The task —
Copy every record below exactly.

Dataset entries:
┌──

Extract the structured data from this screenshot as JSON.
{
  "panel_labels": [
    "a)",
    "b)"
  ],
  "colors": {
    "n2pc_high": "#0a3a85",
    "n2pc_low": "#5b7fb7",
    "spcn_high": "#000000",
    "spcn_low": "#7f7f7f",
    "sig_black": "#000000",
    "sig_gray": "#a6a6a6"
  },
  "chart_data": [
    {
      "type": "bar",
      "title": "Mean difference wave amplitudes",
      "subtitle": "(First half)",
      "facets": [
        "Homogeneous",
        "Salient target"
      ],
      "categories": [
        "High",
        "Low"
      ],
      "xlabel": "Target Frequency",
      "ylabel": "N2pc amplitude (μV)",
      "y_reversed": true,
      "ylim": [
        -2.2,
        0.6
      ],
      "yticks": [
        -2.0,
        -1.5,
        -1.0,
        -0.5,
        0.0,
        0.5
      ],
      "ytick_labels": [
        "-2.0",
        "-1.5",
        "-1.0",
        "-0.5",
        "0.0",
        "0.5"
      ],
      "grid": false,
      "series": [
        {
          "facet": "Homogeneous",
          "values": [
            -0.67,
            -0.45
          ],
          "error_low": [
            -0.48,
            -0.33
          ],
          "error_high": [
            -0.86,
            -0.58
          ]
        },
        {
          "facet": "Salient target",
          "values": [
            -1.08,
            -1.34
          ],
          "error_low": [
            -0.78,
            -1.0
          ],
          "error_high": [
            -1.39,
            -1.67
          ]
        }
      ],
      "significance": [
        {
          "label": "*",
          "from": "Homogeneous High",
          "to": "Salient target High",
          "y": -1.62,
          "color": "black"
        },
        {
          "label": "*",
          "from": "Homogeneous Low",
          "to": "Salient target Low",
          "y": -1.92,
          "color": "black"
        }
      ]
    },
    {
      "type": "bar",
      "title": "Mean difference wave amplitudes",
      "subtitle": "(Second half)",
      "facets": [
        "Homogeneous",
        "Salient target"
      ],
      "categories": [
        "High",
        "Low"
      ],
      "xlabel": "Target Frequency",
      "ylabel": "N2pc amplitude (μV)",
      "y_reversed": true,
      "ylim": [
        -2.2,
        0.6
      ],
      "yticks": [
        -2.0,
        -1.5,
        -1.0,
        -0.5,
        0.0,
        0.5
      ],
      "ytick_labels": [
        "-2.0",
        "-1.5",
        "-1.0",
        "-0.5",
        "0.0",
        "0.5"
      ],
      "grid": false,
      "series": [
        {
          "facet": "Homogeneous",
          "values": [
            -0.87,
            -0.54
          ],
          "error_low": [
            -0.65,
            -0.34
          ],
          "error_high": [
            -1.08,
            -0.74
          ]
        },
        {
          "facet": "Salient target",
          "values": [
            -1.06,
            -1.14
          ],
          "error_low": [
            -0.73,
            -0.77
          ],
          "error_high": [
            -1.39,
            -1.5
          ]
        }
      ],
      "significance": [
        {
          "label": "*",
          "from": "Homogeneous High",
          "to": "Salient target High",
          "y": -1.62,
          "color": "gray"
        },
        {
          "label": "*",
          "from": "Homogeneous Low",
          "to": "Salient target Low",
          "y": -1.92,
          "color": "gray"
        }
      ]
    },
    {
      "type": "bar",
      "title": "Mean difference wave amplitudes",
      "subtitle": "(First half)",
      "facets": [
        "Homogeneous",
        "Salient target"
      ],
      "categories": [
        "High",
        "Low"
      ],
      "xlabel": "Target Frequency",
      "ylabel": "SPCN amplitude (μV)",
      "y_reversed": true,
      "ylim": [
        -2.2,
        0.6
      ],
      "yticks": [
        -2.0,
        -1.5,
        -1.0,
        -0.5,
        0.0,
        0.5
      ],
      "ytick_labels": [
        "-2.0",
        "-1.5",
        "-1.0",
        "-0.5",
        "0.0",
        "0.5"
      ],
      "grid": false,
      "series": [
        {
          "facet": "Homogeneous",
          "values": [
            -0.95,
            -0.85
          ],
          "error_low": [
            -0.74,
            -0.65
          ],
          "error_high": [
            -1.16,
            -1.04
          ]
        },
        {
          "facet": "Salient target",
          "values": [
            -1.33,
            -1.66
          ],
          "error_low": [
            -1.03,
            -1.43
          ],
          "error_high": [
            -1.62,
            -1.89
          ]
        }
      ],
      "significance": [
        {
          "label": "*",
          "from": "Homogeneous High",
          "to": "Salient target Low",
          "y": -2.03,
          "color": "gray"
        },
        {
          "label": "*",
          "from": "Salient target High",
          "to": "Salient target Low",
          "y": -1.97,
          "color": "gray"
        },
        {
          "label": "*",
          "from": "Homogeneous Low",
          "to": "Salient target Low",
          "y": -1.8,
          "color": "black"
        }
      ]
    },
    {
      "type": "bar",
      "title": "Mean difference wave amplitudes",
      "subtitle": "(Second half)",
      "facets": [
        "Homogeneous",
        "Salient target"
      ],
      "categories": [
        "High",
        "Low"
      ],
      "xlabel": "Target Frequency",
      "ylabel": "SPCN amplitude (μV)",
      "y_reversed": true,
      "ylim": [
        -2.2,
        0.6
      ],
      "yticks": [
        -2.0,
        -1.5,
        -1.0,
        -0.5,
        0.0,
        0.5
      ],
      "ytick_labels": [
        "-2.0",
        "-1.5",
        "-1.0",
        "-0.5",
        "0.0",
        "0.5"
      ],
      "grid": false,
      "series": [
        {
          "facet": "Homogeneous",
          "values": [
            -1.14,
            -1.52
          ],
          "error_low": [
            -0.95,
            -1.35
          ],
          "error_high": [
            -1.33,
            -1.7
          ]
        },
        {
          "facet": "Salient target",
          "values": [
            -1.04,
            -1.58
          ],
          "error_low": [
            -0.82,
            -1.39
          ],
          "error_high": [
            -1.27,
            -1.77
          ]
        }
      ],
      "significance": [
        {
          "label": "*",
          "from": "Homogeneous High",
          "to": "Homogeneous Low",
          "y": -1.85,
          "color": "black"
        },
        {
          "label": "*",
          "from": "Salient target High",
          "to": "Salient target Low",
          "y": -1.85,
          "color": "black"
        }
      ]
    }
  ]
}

└──

The solution —
Extract the structured data from this screenshot as JSON.
{
  "panel_labels": [
    "a)",
    "b)"
  ],
  "colors": {
    "n2pc_high": "#0a3a85",
    "n2pc_low": "#5b7fb7",
    "spcn_high": "#000000",
    "spcn_low": "#7f7f7f",
    "sig_black": "#000000",
    "sig_gray": "#a6a6a6"
  },
  "chart_data": [
    {
      "type": "bar",
      "title": "Mean difference wave amplitudes",
      "subtitle": "(First half)",
      "facets": [
        "Homogeneous",
        "Salient target"
      ],
      "categories": [
        "High",
        "Low"
      ],
      "xlabel": "Target Frequency",
      "ylabel": "N2pc amplitude (μV)",
      "y_reversed": true,
      "ylim": [
        -2.2,
        0.6
      ],
      "yticks": [
        -2.0,
        -1.5,
        -1.0,
        -0.5,
        0.0,
        0.5
      ],
      "ytick_labels": [
        "-2.0",
        "-1.5",
        "-1.0",
        "-0.5",
        "0.0",
        "0.5"
      ],
      "grid": false,
      "series": [
        {
          "facet": "Homogeneous",
          "values": [
            -0.67,
            -0.45
          ],
          "error_low": [
            -0.48,
            -0.33
          ],
          "error_high": [
            -0.86,
            -0.58
          ]
        },
        {
          "facet": "Salient target",
          "values": [
            -1.08,
            -1.34
          ],
          "error_low": [
            -0.78,
            -1.0
          ],
          "error_high": [
            -1.39,
            -1.67
          ]
        }
      ],
      "significance": [
        {
          "label": "*",
          "from": "Homogeneous High",
          "to": "Salient target High",
          "y": -1.62,
          "color": "black"
        },
        {
          "label": "*",
          "from": "Homogeneous Low",
          "to": "Salient target Low",
          "y": -1.92,
          "color": "black"
        }
      ]
    },
    {
      "type": "bar",
      "title": "Mean difference wave amplitudes",
      "subtitle": "(Second half)",
      "facets": [
        "Homogeneous",
        "Salient target"
      ],
      "categories": [
        "High",
        "Low"
      ],
      "xlabel": "Target Frequency",
      "ylabel": "N2pc amplitude (μV)",
      "y_reversed": true,
      "ylim": [
        -2.2,
        0.6
      ],
      "yticks": [
        -2.0,
        -1.5,
        -1.0,
        -0.5,
        0.0,
        0.5
      ],
      "ytick_labels": [
        "-2.0",
        "-1.5",
        "-1.0",
        "-0.5",
        "0.0",
        "0.5"
      ],
      "grid": false,
      "series": [
        {
          "facet": "Homogeneous",
          "values": [
            -0.87,
            -0.54
          ],
          "error_low": [
            -0.65,
            -0.34
          ],
          "error_high": [
            -1.08,
            -0.74
          ]
        },
        {
          "facet": "Salient target",
          "values": [
            -1.06,
            -1.14
          ],
          "error_low": [
            -0.73,
            -0.77
          ],
          "error_high": [
            -1.39,
            -1.5
          ]
        }
      ],
      "significance": [
        {
          "label": "*",
          "from": "Homogeneous High",
          "to": "Salient target High",
          "y": -1.62,
          "color": "gray"
        },
        {
          "label": "*",
          "from": "Homogeneous Low",
          "to": "Salient target Low",
          "y": -1.92,
          "color": "gray"
        }
      ]
    },
    {
      "type": "bar",
      "title": "Mean difference wave amplitudes",
      "subtitle": "(First half)",
      "facets": [
        "Homogeneous",
        "Salient target"
      ],
      "categories": [
        "High",
        "Low"
      ],
      "xlabel": "Target Frequency",
      "ylabel": "SPCN amplitude (μV)",
      "y_reversed": true,
      "ylim": [
        -2.2,
        0.6
      ],
      "yticks": [
        -2.0,
        -1.5,
        -1.0,
        -0.5,
        0.0,
        0.5
      ],
      "ytick_labels": [
        "-2.0",
        "-1.5",
        "-1.0",
        "-0.5",
        "0.0",
        "0.5"
      ],
      "grid": false,
      "series": [
        {
          "facet": "Homogeneous",
          "values": [
            -0.95,
            -0.85
          ],
          "error_low": [
            -0.74,
            -0.65
          ],
          "error_high": [
            -1.16,
            -1.04
          ]
        },
        {
          "facet": "Salient target",
          "values": [
            -1.33,
            -1.66
          ],
          "error_low": [
            -1.03,
            -1.43
          ],
          "error_high": [
            -1.62,
            -1.89
          ]
        }
      ],
      "significance": [
        {
          "label": "*",
          "from": "Homogeneous High",
          "to": "Salient target Low",
          "y": -2.03,
          "color": "gray"
        },
        {
          "label": "*",
          "from": "Salient target High",
          "to": "Salient target Low",
          "y": -1.97,
          "color": "gray"
        },
        {
          "label": "*",
          "from": "Homogeneous Low",
          "to": "Salient target Low",
          "y": -1.8,
          "color": "black"
        }
      ]
    },
    {
      "type": "bar",
      "title": "Mean difference wave amplitudes",
      "subtitle": "(Second half)",
      "facets": [
        "Homogeneous",
        "Salient target"
      ],
      "categories": [
        "High",
        "Low"
      ],
      "xlabel": "Target Frequency",
      "ylabel": "SPCN amplitude (μV)",
      "y_reversed": true,
      "ylim": [
        -2.2,
        0.6
      ],
      "yticks": [
        -2.0,
        -1.5,
        -1.0,
        -0.5,
        0.0,
        0.5
      ],
      "ytick_labels": [
        "-2.0",
        "-1.5",
        "-1.0",
        "-0.5",
        "0.0",
        "0.5"
      ],
      "grid": false,
      "series": [
        {
          "facet": "Homogeneous",
          "values": [
            -1.14,
            -1.52
          ],
          "error_low": [
            -0.95,
            -1.35
          ],
          "error_high": [
            -1.33,
            -1.7
          ]
        },
        {
          "facet": "Salient target",
          "values": [
            -1.04,
            -1.58
          ],
          "error_low": [
            -0.82,
            -1.39
          ],
          "error_high": [
            -1.27,
            -1.77
          ]
        }
      ],
      "significance": [
        {
          "label": "*",
          "from": "Homogeneous High",
          "to": "Homogeneous Low",
          "y": -1.85,
          "color": "black"
        },
        {
          "label": "*",
          "from": "Salient target High",
          "to": "Salient target Low",
          "y": -1.85,
          "color": "black"
        }
      ]
    }
  ]
}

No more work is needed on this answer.